__Problem to solve__
Copy out each line of the data holding "timecode".

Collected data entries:
>> start

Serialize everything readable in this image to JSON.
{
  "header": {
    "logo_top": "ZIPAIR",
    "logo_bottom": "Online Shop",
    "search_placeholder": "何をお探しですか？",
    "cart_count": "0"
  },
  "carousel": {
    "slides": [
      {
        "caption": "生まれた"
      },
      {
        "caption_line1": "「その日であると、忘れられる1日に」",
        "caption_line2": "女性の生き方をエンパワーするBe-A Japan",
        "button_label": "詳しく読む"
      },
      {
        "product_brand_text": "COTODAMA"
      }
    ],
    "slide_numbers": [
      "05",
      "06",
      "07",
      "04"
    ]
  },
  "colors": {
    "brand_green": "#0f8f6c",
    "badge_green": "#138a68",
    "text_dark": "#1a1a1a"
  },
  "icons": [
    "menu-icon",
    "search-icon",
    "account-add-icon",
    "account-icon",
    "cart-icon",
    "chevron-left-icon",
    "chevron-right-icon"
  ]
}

>> end
>> start

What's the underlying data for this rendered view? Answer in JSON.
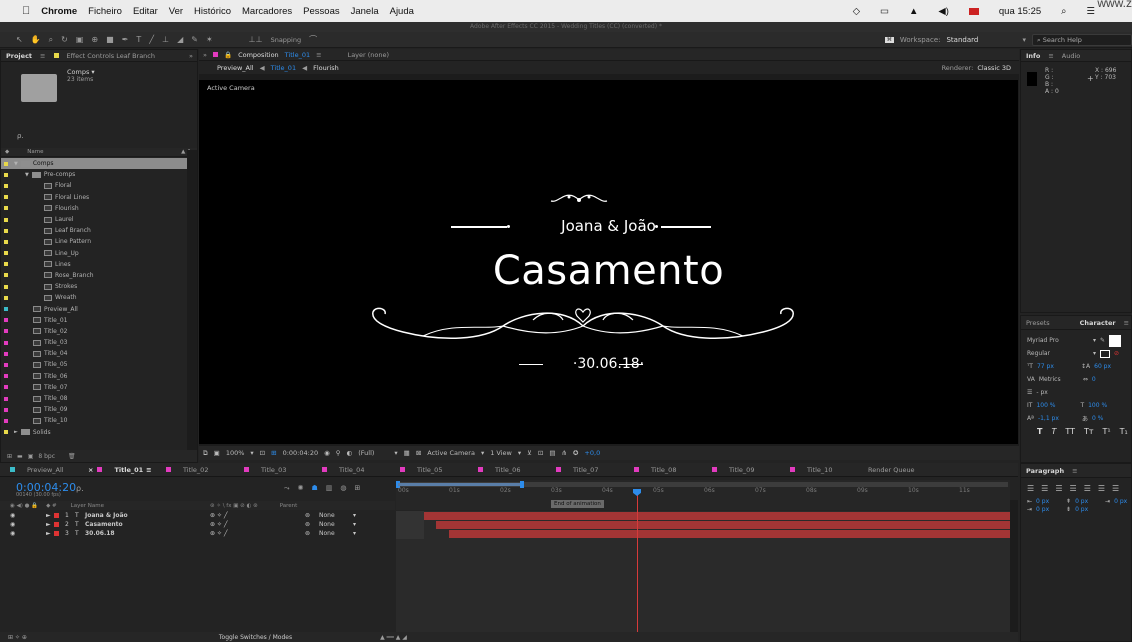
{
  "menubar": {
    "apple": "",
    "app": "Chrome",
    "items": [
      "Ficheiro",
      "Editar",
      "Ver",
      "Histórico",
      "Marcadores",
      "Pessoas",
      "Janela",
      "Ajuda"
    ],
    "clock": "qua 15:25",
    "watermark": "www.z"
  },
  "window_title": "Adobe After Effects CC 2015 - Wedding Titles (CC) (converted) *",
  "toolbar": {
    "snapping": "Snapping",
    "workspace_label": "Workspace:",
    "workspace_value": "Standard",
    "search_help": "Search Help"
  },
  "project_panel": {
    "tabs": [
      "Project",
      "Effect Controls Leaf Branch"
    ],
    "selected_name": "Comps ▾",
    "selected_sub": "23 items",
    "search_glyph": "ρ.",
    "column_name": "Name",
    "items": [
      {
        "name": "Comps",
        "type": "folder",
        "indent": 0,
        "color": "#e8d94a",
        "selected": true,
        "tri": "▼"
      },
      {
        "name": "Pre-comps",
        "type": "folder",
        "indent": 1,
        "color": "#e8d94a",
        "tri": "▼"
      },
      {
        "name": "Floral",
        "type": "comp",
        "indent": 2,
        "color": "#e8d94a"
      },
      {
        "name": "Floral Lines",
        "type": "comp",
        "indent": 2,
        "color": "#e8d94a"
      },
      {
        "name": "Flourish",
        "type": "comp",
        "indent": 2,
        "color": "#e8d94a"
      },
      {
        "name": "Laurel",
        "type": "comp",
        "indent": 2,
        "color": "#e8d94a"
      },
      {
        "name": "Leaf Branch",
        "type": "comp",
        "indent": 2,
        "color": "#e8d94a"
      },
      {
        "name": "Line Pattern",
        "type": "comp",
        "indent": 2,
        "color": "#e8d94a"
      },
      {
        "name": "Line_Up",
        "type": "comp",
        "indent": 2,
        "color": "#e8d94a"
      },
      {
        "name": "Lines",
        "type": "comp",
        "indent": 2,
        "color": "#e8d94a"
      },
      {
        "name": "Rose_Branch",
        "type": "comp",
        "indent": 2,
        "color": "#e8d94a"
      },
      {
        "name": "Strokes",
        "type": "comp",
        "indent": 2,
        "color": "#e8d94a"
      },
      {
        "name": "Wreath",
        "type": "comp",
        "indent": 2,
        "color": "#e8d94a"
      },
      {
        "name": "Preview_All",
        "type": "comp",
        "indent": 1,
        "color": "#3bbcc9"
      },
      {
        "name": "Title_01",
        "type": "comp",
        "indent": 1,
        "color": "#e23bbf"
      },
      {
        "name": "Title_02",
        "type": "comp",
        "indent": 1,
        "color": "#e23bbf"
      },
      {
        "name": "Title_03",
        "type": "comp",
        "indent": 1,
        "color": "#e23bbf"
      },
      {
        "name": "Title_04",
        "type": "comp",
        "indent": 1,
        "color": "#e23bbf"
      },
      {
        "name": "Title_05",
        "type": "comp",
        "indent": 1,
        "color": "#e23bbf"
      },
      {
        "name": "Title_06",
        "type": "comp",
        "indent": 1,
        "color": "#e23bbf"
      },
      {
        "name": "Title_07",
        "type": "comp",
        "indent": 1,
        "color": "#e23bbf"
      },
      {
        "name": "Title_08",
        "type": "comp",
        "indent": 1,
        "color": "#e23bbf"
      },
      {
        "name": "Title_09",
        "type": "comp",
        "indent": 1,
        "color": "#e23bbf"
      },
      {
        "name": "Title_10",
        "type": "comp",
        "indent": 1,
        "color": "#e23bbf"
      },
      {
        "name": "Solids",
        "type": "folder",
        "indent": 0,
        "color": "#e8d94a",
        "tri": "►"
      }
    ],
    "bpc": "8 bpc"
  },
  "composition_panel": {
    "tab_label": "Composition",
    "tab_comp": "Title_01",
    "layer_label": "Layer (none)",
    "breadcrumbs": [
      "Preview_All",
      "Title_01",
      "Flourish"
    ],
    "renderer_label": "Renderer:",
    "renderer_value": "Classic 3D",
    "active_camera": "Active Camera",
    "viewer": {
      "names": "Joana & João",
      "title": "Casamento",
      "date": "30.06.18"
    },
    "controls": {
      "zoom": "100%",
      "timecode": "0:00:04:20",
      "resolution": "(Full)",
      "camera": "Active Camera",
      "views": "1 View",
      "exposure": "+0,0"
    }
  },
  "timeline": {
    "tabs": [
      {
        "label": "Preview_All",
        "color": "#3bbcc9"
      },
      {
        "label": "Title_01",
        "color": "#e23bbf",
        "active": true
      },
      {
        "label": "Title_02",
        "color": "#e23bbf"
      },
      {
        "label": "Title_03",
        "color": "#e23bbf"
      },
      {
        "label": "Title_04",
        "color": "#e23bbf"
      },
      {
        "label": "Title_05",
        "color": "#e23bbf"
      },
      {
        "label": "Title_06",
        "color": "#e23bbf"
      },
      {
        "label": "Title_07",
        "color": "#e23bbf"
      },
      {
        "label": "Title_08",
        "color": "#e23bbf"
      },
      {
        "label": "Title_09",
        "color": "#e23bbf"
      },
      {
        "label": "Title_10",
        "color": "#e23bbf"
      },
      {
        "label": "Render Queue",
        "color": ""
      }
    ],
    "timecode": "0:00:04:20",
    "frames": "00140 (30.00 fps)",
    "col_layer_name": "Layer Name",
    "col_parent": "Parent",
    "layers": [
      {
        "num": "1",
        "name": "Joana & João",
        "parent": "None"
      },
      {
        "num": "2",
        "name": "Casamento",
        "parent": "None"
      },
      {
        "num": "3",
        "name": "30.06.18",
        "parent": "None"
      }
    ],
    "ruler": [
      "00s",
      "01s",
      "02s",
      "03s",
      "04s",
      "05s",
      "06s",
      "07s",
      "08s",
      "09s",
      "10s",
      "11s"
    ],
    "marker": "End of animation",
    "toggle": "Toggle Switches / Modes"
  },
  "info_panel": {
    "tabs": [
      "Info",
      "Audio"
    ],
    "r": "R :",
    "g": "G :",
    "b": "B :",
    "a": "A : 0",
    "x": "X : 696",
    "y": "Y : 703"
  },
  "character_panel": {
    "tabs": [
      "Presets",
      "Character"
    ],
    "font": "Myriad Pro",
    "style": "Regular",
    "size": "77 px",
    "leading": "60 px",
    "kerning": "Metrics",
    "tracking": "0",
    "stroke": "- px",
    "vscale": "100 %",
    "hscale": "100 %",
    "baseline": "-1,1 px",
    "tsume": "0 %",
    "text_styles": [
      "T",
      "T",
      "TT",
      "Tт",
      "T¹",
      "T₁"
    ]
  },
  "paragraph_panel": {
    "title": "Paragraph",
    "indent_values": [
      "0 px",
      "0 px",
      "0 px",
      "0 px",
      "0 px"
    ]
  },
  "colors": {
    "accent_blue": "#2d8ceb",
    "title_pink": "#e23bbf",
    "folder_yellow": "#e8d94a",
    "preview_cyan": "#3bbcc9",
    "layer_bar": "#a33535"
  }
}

>> end

__Correct result__
      "timecode": "0:00:04:20",
    "timecode": "0:00:04:20",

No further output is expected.